*Goal 1*:
Using the review of the Ehnes Quartet concert, answer:
(a) Which member of the quartet is the group named for?
(b) In what venue did the quartet open the Friends of Chamber Music of Miami season?
(c) Who plays second violin?
*Goal 2*:
Copy out everything in the records from the very first line down to the line containing "major-row [640,322,1252,343]", both ends included, without any change.

*Article*:
----

Ehnes Quartet opens FOCM season with drama and precision
The Ehnes Quartet, which performed Monday night in Coral Gables, is an unusual group.
Ignoring the egalitarianism that prevails in contemporary chamber ensembles, the quartet is named for its first violinist, the star concert soloist James Ehnes. And in a chamber music world dominated by full-time groups, this one is something of an avocation for its members, all of whom have busy musical careers.
But as their performances of Schubert and Brahms showed, their tonal warmth, ensemble cohesion and interpretive intelligence places the Ehnes Quartet with the world’s leading chamber groups. They opened this season’s Friends of Chamber Music of Miami series in the colonnaded hall of Coral Gables Congregational Church.
In their hands, the plaintive opening theme of Schubert’s String Quartet No. 13, known as the “Rosamunde” quartet, had a vocal quality reminiscent of the composer’s bleaker songs. Ehnes, who has a shining tone when he wants to use it, played in a restrained but smooth manner, phrasing the melody in a way that brought out its wistfulness without slathering it with vibrato. Second violinist Amy Schwartz Moretti effectively accompanied him with one of those rustling figures that give so many of Schubert’s melodies their character.
As the lyricism diminished and the drama increased, the musicians brought a tight precision and vigorous energy to the performance, playing contrapuntal passages with a stern rigor that contrasted effectively with the dreamy melancholy.

----

*Records for this exercise*:
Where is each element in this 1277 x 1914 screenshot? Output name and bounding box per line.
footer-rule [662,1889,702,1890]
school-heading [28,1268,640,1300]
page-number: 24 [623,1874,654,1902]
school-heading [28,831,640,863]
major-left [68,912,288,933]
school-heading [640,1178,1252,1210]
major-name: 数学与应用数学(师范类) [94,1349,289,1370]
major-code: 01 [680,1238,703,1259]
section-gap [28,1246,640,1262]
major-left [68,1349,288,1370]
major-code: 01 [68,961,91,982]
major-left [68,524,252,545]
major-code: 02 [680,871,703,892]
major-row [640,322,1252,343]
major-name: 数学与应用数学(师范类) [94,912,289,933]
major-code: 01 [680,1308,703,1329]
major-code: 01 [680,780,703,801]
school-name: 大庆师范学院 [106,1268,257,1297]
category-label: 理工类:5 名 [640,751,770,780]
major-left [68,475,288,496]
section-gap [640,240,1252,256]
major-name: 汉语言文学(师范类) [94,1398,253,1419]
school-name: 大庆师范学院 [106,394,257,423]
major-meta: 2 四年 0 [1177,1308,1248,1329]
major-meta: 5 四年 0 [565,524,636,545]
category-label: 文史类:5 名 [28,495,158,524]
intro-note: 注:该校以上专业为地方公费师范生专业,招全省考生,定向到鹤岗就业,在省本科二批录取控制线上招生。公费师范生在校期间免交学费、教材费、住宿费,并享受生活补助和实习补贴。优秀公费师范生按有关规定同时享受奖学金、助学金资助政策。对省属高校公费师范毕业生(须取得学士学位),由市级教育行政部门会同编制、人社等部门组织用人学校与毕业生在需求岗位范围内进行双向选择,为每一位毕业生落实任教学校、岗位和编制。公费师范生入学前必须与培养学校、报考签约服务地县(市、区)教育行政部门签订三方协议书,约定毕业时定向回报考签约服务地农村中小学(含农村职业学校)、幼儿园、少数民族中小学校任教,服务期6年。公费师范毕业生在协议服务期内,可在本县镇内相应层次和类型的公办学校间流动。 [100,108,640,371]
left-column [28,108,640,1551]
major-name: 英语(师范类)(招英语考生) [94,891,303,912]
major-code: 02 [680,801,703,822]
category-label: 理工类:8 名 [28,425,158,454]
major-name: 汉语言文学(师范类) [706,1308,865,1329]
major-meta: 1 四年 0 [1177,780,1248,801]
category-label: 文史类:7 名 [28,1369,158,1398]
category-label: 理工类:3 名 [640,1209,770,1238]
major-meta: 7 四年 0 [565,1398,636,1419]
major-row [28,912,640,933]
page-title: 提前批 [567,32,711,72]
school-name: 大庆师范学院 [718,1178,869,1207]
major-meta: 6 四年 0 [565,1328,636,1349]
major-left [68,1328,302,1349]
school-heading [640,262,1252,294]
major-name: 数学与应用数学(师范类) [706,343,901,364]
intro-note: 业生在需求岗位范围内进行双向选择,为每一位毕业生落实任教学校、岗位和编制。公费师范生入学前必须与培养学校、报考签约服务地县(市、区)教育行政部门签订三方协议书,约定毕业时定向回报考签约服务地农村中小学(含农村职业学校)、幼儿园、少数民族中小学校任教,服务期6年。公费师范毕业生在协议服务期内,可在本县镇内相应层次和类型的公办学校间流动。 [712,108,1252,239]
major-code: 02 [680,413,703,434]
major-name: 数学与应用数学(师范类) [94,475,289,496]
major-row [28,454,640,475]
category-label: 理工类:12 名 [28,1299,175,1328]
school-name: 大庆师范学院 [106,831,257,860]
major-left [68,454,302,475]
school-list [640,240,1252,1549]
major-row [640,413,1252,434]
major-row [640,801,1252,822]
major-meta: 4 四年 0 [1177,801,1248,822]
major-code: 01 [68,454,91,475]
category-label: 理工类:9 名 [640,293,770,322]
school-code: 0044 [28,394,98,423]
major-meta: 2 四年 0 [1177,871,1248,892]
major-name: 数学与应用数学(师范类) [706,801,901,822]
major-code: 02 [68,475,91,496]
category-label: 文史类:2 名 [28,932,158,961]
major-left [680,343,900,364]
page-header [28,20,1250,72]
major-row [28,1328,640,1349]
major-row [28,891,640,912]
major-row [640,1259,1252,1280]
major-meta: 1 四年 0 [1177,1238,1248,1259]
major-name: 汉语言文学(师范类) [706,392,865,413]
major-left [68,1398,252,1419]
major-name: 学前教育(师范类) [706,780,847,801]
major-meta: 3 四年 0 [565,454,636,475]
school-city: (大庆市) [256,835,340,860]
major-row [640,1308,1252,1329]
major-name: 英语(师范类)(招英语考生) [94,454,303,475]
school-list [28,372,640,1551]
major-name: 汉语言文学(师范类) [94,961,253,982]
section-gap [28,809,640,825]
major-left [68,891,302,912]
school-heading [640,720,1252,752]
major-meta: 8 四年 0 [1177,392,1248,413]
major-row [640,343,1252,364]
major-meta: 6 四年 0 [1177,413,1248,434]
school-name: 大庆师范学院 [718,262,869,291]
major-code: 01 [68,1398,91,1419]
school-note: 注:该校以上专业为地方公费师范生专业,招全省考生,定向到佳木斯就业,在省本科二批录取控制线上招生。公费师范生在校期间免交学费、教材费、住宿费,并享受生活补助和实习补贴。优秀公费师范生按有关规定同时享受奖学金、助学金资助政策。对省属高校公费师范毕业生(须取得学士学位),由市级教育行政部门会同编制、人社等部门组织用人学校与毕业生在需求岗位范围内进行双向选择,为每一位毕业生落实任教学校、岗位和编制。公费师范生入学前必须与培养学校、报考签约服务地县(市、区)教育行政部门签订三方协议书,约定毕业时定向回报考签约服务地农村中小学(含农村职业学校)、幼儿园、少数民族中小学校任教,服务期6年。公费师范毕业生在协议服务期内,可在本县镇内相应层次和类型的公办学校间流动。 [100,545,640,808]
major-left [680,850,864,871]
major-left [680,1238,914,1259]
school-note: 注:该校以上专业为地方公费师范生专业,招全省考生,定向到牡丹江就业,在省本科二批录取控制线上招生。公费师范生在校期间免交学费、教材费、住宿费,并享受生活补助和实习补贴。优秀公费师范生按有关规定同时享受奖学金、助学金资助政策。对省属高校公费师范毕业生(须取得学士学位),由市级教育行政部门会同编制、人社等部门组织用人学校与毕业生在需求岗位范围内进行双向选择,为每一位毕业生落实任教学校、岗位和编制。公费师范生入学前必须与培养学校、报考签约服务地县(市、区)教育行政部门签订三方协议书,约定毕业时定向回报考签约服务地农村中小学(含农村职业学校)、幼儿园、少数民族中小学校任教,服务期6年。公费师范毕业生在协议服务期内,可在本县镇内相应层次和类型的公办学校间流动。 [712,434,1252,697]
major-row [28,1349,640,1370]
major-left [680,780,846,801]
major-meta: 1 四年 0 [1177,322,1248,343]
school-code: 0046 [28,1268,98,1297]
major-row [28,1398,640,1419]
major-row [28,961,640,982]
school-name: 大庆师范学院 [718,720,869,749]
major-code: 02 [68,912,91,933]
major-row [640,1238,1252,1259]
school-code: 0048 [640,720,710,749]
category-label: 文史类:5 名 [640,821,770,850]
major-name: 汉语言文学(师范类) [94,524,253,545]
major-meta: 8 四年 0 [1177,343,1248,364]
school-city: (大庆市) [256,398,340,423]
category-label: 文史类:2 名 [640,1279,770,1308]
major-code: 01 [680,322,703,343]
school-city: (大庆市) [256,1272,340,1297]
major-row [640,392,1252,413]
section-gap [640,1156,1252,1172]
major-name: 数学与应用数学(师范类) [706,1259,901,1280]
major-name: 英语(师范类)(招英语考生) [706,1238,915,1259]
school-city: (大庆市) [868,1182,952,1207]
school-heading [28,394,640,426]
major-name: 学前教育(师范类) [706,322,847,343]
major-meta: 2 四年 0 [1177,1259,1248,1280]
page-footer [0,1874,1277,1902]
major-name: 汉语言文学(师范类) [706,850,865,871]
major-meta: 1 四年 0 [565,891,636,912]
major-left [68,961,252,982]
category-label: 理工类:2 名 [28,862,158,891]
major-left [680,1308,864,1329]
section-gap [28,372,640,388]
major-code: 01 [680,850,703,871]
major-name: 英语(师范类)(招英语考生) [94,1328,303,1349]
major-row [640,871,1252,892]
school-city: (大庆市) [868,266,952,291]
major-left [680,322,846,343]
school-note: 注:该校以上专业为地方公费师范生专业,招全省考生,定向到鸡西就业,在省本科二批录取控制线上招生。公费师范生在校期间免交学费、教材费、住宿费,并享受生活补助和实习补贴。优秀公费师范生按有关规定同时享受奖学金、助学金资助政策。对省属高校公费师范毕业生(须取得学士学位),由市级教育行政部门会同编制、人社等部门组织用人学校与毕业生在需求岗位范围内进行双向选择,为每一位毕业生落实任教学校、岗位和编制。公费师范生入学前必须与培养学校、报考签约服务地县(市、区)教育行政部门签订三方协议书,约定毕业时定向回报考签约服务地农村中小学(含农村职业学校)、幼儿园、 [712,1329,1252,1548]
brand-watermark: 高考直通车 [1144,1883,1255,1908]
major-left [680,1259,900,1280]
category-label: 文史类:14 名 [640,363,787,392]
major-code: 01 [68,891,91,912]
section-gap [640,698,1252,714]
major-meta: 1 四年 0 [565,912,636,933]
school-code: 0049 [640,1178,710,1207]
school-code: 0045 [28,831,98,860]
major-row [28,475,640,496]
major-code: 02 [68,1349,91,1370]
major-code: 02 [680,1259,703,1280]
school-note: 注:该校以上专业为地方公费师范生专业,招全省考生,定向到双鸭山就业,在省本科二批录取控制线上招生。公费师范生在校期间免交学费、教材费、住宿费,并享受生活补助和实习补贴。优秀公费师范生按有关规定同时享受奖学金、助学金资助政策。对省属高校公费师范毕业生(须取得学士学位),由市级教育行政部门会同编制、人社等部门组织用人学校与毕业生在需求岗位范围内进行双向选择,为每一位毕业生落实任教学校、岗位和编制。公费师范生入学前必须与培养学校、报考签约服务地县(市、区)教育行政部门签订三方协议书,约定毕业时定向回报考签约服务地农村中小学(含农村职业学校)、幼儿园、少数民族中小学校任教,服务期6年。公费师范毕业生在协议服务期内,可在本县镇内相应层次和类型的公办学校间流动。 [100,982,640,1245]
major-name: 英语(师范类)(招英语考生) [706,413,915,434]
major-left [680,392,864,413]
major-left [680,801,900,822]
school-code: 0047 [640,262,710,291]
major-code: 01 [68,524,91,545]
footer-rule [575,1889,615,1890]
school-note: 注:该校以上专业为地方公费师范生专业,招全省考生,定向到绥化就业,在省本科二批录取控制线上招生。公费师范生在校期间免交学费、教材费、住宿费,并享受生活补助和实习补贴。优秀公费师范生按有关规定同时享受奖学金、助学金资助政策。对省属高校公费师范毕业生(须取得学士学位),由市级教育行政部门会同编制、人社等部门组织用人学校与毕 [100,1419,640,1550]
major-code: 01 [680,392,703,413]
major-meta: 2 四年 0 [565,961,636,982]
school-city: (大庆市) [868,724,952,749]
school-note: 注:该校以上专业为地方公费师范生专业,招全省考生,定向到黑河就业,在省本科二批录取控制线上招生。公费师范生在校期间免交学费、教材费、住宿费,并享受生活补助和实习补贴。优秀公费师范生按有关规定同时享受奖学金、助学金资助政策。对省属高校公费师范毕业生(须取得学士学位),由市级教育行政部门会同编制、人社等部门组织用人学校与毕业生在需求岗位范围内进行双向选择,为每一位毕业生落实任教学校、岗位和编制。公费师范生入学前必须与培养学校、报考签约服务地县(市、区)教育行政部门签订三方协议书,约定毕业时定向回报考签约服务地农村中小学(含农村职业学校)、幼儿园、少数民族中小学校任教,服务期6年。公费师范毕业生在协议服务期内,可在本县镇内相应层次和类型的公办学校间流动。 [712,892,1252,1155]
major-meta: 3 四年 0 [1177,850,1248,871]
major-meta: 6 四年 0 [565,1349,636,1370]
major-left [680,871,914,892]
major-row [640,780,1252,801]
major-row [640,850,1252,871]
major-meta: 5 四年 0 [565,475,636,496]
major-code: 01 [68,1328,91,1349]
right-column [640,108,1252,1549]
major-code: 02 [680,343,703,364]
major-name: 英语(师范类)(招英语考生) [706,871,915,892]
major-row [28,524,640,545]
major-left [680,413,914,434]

----

*Exercise output 1*:
(a) James Ehnes, its first violinist.
(b) The colonnaded hall of Coral Gables Congregational Church.
(c) Amy Schwartz Moretti.

*Exercise output 2*:
Where is each element in this 1277 x 1914 screenshot? Output name and bounding box per line.
footer-rule [662,1889,702,1890]
school-heading [28,1268,640,1300]
page-number: 24 [623,1874,654,1902]
school-heading [28,831,640,863]
major-left [68,912,288,933]
school-heading [640,1178,1252,1210]
major-name: 数学与应用数学(师范类) [94,1349,289,1370]
major-code: 01 [680,1238,703,1259]
section-gap [28,1246,640,1262]
major-left [68,1349,288,1370]
major-code: 01 [68,961,91,982]
major-left [68,524,252,545]
major-code: 02 [680,871,703,892]
major-row [640,322,1252,343]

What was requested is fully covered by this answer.